___ Available data ___

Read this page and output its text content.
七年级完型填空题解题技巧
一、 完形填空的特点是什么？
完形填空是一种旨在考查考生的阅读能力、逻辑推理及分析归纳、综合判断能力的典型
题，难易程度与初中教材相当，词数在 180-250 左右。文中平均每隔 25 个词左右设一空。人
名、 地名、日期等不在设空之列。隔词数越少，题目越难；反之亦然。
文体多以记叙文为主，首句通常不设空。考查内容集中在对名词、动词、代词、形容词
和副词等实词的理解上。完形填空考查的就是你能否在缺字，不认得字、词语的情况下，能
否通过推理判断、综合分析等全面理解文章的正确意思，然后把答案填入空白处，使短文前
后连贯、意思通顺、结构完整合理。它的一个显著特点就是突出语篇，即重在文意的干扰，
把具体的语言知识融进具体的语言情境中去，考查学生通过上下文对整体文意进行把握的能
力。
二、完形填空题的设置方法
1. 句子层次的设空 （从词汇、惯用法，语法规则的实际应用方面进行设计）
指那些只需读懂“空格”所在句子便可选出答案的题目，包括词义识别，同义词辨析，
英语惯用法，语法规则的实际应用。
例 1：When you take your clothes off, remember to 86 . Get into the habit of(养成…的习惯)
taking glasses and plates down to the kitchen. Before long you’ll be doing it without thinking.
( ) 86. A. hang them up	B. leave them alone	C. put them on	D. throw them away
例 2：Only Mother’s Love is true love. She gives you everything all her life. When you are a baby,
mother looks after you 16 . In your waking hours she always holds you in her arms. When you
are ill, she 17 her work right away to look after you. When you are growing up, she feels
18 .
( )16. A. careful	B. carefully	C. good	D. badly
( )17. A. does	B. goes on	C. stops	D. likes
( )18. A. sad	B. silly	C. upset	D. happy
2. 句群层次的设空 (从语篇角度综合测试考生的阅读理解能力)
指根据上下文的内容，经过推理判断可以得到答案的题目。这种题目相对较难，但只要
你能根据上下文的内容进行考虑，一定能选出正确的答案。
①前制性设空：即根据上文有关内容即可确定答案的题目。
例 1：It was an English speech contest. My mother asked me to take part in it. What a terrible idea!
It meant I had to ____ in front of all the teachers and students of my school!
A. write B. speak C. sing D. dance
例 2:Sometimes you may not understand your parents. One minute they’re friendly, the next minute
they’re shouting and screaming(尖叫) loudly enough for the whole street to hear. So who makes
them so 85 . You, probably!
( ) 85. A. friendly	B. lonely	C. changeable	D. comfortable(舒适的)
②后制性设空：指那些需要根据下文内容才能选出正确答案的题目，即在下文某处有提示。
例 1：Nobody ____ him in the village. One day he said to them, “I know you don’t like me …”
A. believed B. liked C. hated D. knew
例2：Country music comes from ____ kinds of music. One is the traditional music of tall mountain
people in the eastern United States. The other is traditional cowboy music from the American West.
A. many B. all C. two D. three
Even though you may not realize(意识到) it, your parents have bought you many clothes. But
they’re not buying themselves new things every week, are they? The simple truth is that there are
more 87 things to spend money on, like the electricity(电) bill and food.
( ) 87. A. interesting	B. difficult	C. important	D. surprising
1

___

What is required →
Which lines contain "friendly"? Show each of them.

Exercise response →
例 2:Sometimes you may not understand your parents. One minute they’re friendly, the next minute
( ) 85. A. friendly	B. lonely	C. changeable	D. comfortable(舒适的)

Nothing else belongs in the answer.